Directive:
Rename "slider-tick" to "slider-mark" in the lines from the one with "title-bar: 用户帐户控制设置 (0, 0, 458, 22)" up to and including the one with "uac-settings-window: 用户帐户控制设置 选择何时通知你有关计算机更改的消息". Give only those lines, with everything else left unchanged.

Records from a data source:

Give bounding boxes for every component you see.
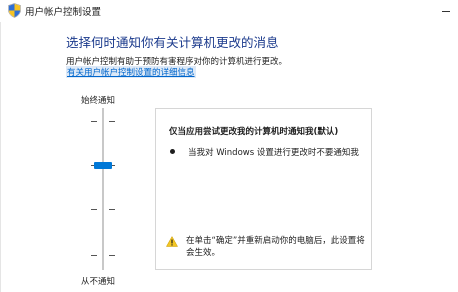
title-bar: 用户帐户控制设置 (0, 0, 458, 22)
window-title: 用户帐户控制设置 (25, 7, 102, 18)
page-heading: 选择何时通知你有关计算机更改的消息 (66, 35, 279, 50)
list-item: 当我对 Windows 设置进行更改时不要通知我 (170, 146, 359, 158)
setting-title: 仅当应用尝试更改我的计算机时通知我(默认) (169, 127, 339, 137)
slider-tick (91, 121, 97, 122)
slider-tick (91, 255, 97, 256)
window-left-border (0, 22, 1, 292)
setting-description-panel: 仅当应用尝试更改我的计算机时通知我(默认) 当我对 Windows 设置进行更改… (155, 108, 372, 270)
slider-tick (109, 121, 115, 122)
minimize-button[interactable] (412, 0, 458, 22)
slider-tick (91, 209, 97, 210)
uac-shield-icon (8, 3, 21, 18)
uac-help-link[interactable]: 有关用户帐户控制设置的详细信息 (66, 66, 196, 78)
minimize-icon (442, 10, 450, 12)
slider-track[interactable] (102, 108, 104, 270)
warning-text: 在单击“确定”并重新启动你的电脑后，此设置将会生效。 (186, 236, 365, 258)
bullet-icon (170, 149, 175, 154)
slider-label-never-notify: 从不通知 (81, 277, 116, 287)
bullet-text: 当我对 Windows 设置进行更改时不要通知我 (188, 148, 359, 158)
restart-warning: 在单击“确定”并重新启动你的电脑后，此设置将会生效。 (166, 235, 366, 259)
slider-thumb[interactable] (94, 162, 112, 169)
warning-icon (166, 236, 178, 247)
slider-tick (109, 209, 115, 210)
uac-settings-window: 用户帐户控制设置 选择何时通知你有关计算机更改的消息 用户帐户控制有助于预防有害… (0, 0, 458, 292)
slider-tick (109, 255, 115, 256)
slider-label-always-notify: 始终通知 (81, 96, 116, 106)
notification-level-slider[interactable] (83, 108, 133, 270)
---
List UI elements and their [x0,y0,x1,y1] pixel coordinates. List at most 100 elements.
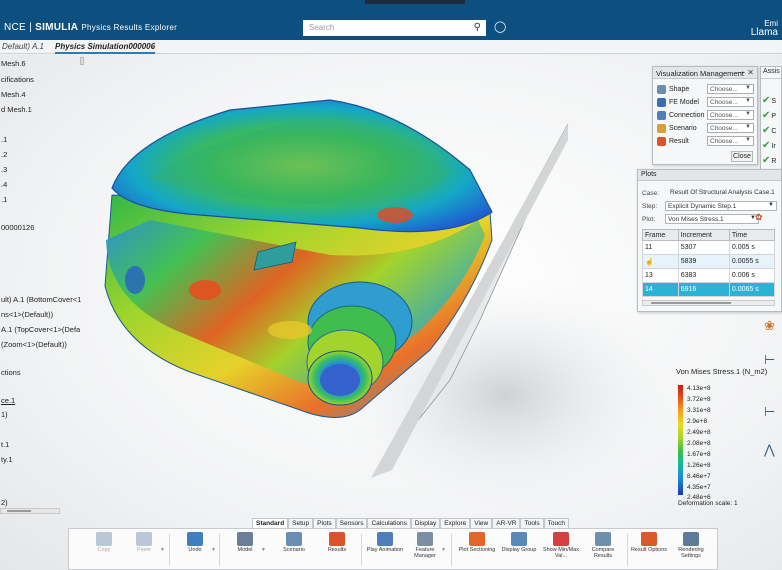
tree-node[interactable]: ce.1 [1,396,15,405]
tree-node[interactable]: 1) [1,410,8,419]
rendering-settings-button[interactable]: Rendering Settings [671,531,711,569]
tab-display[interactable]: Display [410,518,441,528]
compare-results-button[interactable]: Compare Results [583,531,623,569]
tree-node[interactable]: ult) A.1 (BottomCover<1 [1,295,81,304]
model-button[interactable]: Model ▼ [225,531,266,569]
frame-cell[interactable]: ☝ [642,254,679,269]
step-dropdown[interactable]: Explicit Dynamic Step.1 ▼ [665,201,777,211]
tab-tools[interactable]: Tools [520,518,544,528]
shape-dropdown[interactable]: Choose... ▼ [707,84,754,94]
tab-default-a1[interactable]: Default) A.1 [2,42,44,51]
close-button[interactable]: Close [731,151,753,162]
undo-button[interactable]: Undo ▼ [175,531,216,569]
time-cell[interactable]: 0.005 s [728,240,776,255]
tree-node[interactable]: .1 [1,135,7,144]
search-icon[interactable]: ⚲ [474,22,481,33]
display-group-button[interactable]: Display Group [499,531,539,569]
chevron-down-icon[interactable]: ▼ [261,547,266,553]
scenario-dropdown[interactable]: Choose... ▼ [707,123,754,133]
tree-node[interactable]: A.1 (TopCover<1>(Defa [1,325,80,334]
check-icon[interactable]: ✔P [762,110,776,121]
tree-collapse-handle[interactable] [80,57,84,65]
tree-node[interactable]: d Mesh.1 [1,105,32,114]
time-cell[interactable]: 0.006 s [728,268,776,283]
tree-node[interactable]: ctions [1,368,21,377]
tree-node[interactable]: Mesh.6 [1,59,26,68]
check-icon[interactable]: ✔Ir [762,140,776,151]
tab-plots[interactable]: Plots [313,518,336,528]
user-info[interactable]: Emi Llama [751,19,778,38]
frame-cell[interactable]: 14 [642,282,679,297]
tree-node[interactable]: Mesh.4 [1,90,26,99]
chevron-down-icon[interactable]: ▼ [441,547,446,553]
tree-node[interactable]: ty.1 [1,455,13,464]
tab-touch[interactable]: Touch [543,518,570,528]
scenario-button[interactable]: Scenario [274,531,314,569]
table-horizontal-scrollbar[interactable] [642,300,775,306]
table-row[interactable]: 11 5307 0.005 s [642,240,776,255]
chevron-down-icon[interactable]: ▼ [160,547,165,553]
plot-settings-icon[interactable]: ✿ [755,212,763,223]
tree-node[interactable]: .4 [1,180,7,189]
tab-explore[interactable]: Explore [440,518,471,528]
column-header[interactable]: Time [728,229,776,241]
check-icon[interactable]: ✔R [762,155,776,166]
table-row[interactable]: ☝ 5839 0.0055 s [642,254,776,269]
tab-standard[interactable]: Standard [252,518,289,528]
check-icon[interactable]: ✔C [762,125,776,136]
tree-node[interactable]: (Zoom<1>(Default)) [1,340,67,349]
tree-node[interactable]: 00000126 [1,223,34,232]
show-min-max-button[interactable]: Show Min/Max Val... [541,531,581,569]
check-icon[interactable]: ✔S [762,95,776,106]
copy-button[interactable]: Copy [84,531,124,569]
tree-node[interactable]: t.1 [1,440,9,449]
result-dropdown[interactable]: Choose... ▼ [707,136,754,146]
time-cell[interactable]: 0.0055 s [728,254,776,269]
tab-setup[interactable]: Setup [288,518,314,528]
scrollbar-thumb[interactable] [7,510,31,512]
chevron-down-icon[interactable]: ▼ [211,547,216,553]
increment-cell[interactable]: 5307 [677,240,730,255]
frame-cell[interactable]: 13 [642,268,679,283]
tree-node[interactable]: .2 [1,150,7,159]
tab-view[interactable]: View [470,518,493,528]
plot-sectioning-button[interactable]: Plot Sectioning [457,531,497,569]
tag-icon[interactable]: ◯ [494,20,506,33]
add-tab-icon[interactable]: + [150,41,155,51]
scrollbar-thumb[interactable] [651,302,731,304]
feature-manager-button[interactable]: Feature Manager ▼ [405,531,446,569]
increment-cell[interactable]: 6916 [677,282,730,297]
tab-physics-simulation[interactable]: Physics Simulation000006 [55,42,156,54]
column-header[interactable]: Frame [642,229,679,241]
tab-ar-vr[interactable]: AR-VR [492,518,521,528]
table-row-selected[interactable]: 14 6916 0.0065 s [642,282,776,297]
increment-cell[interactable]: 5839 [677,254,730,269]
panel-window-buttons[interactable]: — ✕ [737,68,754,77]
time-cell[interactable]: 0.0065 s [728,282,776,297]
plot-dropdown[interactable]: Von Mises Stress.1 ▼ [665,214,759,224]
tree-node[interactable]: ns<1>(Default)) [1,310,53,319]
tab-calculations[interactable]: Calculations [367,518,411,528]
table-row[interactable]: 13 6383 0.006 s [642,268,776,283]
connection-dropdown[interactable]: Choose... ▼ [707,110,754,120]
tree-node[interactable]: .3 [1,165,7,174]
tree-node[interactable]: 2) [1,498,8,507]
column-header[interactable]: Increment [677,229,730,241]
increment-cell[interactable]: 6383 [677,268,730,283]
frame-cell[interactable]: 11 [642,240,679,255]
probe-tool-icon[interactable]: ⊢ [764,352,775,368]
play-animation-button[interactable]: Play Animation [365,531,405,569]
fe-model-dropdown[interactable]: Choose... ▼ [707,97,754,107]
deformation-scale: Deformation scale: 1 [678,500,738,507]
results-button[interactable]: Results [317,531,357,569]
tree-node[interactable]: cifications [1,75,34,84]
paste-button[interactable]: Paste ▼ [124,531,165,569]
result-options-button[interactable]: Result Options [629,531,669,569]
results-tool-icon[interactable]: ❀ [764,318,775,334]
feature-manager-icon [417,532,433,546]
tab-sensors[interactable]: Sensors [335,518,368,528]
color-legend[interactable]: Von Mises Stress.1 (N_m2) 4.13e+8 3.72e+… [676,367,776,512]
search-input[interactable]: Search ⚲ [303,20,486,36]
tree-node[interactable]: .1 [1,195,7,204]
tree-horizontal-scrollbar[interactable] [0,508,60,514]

Result of the exercise:
title-bar: 用户帐户控制设置 (0, 0, 458, 22)
window-title: 用户帐户控制设置 (25, 7, 102, 18)
page-heading: 选择何时通知你有关计算机更改的消息 (66, 35, 279, 50)
list-item: 当我对 Windows 设置进行更改时不要通知我 (170, 146, 359, 158)
setting-title: 仅当应用尝试更改我的计算机时通知我(默认) (169, 127, 339, 137)
slider-mark (91, 121, 97, 122)
slider-mark (91, 255, 97, 256)
window-left-border (0, 22, 1, 292)
setting-description-panel: 仅当应用尝试更改我的计算机时通知我(默认) 当我对 Windows 设置进行更改… (155, 108, 372, 270)
slider-mark (109, 121, 115, 122)
minimize-button[interactable] (412, 0, 458, 22)
slider-mark (91, 209, 97, 210)
uac-shield-icon (8, 3, 21, 18)
uac-help-link[interactable]: 有关用户帐户控制设置的详细信息 (66, 66, 196, 78)
minimize-icon (442, 10, 450, 12)
slider-track[interactable] (102, 108, 104, 270)
warning-text: 在单击“确定”并重新启动你的电脑后，此设置将会生效。 (186, 236, 365, 258)
bullet-icon (170, 149, 175, 154)
slider-label-never-notify: 从不通知 (81, 277, 116, 287)
bullet-text: 当我对 Windows 设置进行更改时不要通知我 (188, 148, 359, 158)
restart-warning: 在单击“确定”并重新启动你的电脑后，此设置将会生效。 (166, 235, 366, 259)
slider-thumb[interactable] (94, 162, 112, 169)
warning-icon (166, 236, 178, 247)
slider-mark (109, 209, 115, 210)
uac-settings-window: 用户帐户控制设置 选择何时通知你有关计算机更改的消息 用户帐户控制有助于预防有害… (0, 0, 458, 292)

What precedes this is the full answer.